-- Stated exercise --
Write out the data below word for word, keeping every line in its original order.
-- Start of Record excerpts --
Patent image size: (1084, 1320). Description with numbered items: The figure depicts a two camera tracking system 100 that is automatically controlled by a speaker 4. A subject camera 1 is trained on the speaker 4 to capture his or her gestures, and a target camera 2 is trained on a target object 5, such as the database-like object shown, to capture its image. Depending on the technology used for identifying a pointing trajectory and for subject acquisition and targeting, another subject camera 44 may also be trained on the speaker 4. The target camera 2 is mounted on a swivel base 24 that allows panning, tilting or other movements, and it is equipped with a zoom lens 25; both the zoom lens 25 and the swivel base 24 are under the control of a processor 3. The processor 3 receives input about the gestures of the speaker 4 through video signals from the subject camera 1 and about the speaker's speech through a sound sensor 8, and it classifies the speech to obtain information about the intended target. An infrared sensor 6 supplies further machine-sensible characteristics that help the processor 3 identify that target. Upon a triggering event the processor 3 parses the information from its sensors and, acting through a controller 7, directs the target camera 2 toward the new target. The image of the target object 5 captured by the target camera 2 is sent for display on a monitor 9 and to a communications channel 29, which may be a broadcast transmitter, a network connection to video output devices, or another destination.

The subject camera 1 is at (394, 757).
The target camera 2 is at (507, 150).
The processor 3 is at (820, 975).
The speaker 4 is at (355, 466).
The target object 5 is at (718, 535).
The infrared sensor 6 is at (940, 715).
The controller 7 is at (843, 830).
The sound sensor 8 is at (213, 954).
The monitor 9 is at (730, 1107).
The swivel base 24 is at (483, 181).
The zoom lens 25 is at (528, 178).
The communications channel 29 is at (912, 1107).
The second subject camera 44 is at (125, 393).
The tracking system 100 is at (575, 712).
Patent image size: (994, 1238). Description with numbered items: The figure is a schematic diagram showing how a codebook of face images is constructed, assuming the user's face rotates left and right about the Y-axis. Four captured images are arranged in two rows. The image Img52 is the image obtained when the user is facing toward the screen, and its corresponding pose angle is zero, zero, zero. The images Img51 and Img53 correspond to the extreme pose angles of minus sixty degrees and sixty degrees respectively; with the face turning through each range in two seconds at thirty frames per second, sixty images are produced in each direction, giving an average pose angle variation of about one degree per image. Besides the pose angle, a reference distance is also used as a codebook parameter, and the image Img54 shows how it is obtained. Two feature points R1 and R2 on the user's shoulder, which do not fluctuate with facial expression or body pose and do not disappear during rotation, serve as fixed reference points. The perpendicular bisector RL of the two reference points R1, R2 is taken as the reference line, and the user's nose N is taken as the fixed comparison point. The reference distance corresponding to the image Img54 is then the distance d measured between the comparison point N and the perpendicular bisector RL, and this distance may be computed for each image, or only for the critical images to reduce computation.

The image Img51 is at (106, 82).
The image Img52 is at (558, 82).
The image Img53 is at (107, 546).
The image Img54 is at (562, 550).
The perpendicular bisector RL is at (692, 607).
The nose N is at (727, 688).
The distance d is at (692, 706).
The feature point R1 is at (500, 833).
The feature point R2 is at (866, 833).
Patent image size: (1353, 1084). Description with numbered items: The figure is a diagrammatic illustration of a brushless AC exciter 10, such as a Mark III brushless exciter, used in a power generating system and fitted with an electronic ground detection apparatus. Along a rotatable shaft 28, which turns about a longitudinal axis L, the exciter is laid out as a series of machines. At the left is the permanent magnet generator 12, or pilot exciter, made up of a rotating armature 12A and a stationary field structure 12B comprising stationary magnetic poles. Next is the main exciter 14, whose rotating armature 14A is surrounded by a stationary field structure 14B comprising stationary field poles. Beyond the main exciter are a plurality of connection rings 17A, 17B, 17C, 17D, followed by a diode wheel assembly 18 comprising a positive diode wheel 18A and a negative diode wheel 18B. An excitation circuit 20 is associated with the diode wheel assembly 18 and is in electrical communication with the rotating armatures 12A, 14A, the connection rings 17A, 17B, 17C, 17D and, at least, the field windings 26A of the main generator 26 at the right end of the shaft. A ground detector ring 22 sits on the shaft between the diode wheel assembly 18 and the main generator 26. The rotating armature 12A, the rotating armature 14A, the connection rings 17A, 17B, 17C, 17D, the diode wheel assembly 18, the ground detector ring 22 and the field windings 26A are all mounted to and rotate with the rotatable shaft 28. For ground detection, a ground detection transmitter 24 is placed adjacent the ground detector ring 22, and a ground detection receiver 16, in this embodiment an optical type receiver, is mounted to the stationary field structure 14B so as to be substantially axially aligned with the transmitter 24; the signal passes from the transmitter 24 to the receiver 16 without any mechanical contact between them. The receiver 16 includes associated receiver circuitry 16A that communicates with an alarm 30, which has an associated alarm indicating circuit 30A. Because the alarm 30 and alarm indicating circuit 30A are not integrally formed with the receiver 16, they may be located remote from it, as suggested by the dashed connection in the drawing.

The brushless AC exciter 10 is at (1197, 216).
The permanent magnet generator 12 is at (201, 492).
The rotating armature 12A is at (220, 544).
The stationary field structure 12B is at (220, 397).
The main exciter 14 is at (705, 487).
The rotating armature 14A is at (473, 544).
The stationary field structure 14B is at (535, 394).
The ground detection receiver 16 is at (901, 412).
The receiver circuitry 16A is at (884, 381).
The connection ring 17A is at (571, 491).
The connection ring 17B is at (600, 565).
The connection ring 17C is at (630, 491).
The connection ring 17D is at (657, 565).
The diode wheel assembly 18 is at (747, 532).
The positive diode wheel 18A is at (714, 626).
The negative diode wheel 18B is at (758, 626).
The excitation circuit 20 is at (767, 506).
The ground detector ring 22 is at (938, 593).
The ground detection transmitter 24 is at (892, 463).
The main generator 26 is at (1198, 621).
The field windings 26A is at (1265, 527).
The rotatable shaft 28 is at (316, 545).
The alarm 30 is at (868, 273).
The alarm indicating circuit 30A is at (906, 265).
-- End of Record excerpts --
-- Reply --
Patent image size: (1084, 1320). Description with numbered items: The figure depicts a two camera tracking system 100 that is automatically controlled by a speaker 4. A subject camera 1 is trained on the speaker 4 to capture his or her gestures, and a target camera 2 is trained on a target object 5, such as the database-like object shown, to capture its image. Depending on the technology used for identifying a pointing trajectory and for subject acquisition and targeting, another subject camera 44 may also be trained on the speaker 4. The target camera 2 is mounted on a swivel base 24 that allows panning, tilting or other movements, and it is equipped with a zoom lens 25; both the zoom lens 25 and the swivel base 24 are under the control of a processor 3. The processor 3 receives input about the gestures of the speaker 4 through video signals from the subject camera 1 and about the speaker's speech through a sound sensor 8, and it classifies the speech to obtain information about the intended target. An infrared sensor 6 supplies further machine-sensible characteristics that help the processor 3 identify that target. Upon a triggering event the processor 3 parses the information from its sensors and, acting through a controller 7, directs the target camera 2 toward the new target. The image of the target object 5 captured by the target camera 2 is sent for display on a monitor 9 and to a communications channel 29, which may be a broadcast transmitter, a network connection to video output devices, or another destination.

The subject camera 1 is at (394, 757).
The target camera 2 is at (507, 150).
The processor 3 is at (820, 975).
The speaker 4 is at (355, 466).
The target object 5 is at (718, 535).
The infrared sensor 6 is at (940, 715).
The controller 7 is at (843, 830).
The sound sensor 8 is at (213, 954).
The monitor 9 is at (730, 1107).
The swivel base 24 is at (483, 181).
The zoom lens 25 is at (528, 178).
The communications channel 29 is at (912, 1107).
The second subject camera 44 is at (125, 393).
The tracking system 100 is at (575, 712).
Patent image size: (994, 1238). Description with numbered items: The figure is a schematic diagram showing how a codebook of face images is constructed, assuming the user's face rotates left and right about the Y-axis. Four captured images are arranged in two rows. The image Img52 is the image obtained when the user is facing toward the screen, and its corresponding pose angle is zero, zero, zero. The images Img51 and Img53 correspond to the extreme pose angles of minus sixty degrees and sixty degrees respectively; with the face turning through each range in two seconds at thirty frames per second, sixty images are produced in each direction, giving an average pose angle variation of about one degree per image. Besides the pose angle, a reference distance is also used as a codebook parameter, and the image Img54 shows how it is obtained. Two feature points R1 and R2 on the user's shoulder, which do not fluctuate with facial expression or body pose and do not disappear during rotation, serve as fixed reference points. The perpendicular bisector RL of the two reference points R1, R2 is taken as the reference line, and the user's nose N is taken as the fixed comparison point. The reference distance corresponding to the image Img54 is then the distance d measured between the comparison point N and the perpendicular bisector RL, and this distance may be computed for each image, or only for the critical images to reduce computation.

The image Img51 is at (106, 82).
The image Img52 is at (558, 82).
The image Img53 is at (107, 546).
The image Img54 is at (562, 550).
The perpendicular bisector RL is at (692, 607).
The nose N is at (727, 688).
The distance d is at (692, 706).
The feature point R1 is at (500, 833).
The feature point R2 is at (866, 833).
Patent image size: (1353, 1084). Description with numbered items: The figure is a diagrammatic illustration of a brushless AC exciter 10, such as a Mark III brushless exciter, used in a power generating system and fitted with an electronic ground detection apparatus. Along a rotatable shaft 28, which turns about a longitudinal axis L, the exciter is laid out as a series of machines. At the left is the permanent magnet generator 12, or pilot exciter, made up of a rotating armature 12A and a stationary field structure 12B comprising stationary magnetic poles. Next is the main exciter 14, whose rotating armature 14A is surrounded by a stationary field structure 14B comprising stationary field poles. Beyond the main exciter are a plurality of connection rings 17A, 17B, 17C, 17D, followed by a diode wheel assembly 18 comprising a positive diode wheel 18A and a negative diode wheel 18B. An excitation circuit 20 is associated with the diode wheel assembly 18 and is in electrical communication with the rotating armatures 12A, 14A, the connection rings 17A, 17B, 17C, 17D and, at least, the field windings 26A of the main generator 26 at the right end of the shaft. A ground detector ring 22 sits on the shaft between the diode wheel assembly 18 and the main generator 26. The rotating armature 12A, the rotating armature 14A, the connection rings 17A, 17B, 17C, 17D, the diode wheel assembly 18, the ground detector ring 22 and the field windings 26A are all mounted to and rotate with the rotatable shaft 28. For ground detection, a ground detection transmitter 24 is placed adjacent the ground detector ring 22, and a ground detection receiver 16, in this embodiment an optical type receiver, is mounted to the stationary field structure 14B so as to be substantially axially aligned with the transmitter 24; the signal passes from the transmitter 24 to the receiver 16 without any mechanical contact between them. The receiver 16 includes associated receiver circuitry 16A that communicates with an alarm 30, which has an associated alarm indicating circuit 30A. Because the alarm 30 and alarm indicating circuit 30A are not integrally formed with the receiver 16, they may be located remote from it, as suggested by the dashed connection in the drawing.

The brushless AC exciter 10 is at (1197, 216).
The permanent magnet generator 12 is at (201, 492).
The rotating armature 12A is at (220, 544).
The stationary field structure 12B is at (220, 397).
The main exciter 14 is at (705, 487).
The rotating armature 14A is at (473, 544).
The stationary field structure 14B is at (535, 394).
The ground detection receiver 16 is at (901, 412).
The receiver circuitry 16A is at (884, 381).
The connection ring 17A is at (571, 491).
The connection ring 17B is at (600, 565).
The connection ring 17C is at (630, 491).
The connection ring 17D is at (657, 565).
The diode wheel assembly 18 is at (747, 532).
The positive diode wheel 18A is at (714, 626).
The negative diode wheel 18B is at (758, 626).
The excitation circuit 20 is at (767, 506).
The ground detector ring 22 is at (938, 593).
The ground detection transmitter 24 is at (892, 463).
The main generator 26 is at (1198, 621).
The field windings 26A is at (1265, 527).
The rotatable shaft 28 is at (316, 545).
The alarm 30 is at (868, 273).
The alarm indicating circuit 30A is at (906, 265).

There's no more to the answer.